-- Begin --
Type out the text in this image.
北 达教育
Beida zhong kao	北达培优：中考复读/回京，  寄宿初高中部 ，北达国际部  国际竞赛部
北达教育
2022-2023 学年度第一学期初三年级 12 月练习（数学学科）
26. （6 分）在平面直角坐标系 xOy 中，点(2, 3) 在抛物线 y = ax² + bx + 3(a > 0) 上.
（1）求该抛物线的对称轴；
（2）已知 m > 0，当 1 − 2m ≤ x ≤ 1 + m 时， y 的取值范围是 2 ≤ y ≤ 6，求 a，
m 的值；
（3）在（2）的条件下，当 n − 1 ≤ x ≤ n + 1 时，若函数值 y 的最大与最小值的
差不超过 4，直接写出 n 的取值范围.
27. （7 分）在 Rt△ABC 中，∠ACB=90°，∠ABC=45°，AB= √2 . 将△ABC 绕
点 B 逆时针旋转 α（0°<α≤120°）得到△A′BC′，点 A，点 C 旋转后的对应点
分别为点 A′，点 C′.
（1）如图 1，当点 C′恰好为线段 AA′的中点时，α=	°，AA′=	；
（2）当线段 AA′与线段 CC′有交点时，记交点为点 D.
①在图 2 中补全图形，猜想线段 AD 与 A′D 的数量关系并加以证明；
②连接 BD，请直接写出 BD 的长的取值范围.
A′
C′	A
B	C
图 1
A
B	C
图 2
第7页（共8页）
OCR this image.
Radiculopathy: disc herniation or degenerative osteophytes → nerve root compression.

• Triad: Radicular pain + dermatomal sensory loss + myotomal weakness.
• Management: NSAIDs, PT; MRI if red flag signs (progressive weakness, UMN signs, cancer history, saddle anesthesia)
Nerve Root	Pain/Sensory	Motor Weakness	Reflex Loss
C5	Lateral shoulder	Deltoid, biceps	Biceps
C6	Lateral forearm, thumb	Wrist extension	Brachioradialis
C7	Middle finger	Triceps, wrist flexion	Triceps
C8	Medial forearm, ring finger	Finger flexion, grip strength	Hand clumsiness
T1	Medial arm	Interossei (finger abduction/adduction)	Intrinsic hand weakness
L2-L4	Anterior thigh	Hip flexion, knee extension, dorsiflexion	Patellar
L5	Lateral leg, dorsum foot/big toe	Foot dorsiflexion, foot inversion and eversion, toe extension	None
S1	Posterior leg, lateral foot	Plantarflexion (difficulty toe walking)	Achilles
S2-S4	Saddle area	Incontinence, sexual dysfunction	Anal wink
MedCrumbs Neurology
-- End --
_Problem_. Exactly reproduce all of the entries above.

_The solution_.
Type out the text in this image.
北 达教育
Beida zhong kao	北达培优：中考复读/回京，  寄宿初高中部 ，北达国际部  国际竞赛部
北达教育
2022-2023 学年度第一学期初三年级 12 月练习（数学学科）
26. （6 分）在平面直角坐标系 xOy 中，点(2, 3) 在抛物线 y = ax² + bx + 3(a > 0) 上.
（1）求该抛物线的对称轴；
（2）已知 m > 0，当 1 − 2m ≤ x ≤ 1 + m 时， y 的取值范围是 2 ≤ y ≤ 6，求 a，
m 的值；
（3）在（2）的条件下，当 n − 1 ≤ x ≤ n + 1 时，若函数值 y 的最大与最小值的
差不超过 4，直接写出 n 的取值范围.
27. （7 分）在 Rt△ABC 中，∠ACB=90°，∠ABC=45°，AB= √2 . 将△ABC 绕
点 B 逆时针旋转 α（0°<α≤120°）得到△A′BC′，点 A，点 C 旋转后的对应点
分别为点 A′，点 C′.
（1）如图 1，当点 C′恰好为线段 AA′的中点时，α=	°，AA′=	；
（2）当线段 AA′与线段 CC′有交点时，记交点为点 D.
①在图 2 中补全图形，猜想线段 AD 与 A′D 的数量关系并加以证明；
②连接 BD，请直接写出 BD 的长的取值范围.
A′
C′	A
B	C
图 1
A
B	C
图 2
第7页（共8页）
OCR this image.
Radiculopathy: disc herniation or degenerative osteophytes → nerve root compression.

• Triad: Radicular pain + dermatomal sensory loss + myotomal weakness.
• Management: NSAIDs, PT; MRI if red flag signs (progressive weakness, UMN signs, cancer history, saddle anesthesia)
Nerve Root	Pain/Sensory	Motor Weakness	Reflex Loss
C5	Lateral shoulder	Deltoid, biceps	Biceps
C6	Lateral forearm, thumb	Wrist extension	Brachioradialis
C7	Middle finger	Triceps, wrist flexion	Triceps
C8	Medial forearm, ring finger	Finger flexion, grip strength	Hand clumsiness
T1	Medial arm	Interossei (finger abduction/adduction)	Intrinsic hand weakness
L2-L4	Anterior thigh	Hip flexion, knee extension, dorsiflexion	Patellar
L5	Lateral leg, dorsum foot/big toe	Foot dorsiflexion, foot inversion and eversion, toe extension	None
S1	Posterior leg, lateral foot	Plantarflexion (difficulty toe walking)	Achilles
S2-S4	Saddle area	Incontinence, sexual dysfunction	Anal wink
MedCrumbs Neurology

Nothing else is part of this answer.